> [WHAT YOU HAVE TO DO]
Wherever "screenshot" appears in a line, copy that line.

> [RECORDS FOR THE EXERCISE]

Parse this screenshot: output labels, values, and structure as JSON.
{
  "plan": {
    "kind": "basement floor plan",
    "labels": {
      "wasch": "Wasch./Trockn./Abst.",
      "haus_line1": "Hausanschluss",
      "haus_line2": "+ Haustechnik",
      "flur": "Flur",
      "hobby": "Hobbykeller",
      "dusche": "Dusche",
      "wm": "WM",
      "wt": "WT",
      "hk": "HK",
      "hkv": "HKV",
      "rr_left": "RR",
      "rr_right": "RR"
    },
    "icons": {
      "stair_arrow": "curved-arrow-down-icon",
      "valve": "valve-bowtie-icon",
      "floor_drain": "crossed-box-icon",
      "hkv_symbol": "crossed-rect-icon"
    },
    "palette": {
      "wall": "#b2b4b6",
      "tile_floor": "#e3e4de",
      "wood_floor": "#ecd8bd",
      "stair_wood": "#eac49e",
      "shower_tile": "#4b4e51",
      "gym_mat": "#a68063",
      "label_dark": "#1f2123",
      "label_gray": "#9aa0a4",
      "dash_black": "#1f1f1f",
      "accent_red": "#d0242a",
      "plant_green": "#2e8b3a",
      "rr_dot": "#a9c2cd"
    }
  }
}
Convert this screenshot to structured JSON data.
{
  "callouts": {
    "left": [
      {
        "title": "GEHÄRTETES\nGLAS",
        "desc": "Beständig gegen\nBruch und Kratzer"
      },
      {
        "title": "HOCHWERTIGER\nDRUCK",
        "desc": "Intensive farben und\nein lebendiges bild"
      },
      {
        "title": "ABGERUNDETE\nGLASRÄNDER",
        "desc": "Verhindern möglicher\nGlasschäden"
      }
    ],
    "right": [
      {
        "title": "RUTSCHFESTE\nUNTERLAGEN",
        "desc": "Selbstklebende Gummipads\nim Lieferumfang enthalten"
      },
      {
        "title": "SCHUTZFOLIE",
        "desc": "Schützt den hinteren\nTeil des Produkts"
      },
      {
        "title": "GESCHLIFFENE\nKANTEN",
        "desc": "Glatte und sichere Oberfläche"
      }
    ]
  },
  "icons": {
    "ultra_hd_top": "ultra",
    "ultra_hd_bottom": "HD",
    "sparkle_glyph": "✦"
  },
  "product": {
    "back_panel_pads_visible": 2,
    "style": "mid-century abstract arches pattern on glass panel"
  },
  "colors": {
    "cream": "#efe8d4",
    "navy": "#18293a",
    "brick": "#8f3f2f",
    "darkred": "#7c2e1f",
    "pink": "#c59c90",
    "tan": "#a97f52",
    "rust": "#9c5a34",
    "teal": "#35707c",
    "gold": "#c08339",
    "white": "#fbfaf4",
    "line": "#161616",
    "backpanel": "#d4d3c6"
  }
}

> [CORRECT ANSWER]
Parse this screenshot: output labels, values, and structure as JSON.
Convert this screenshot to structured JSON data.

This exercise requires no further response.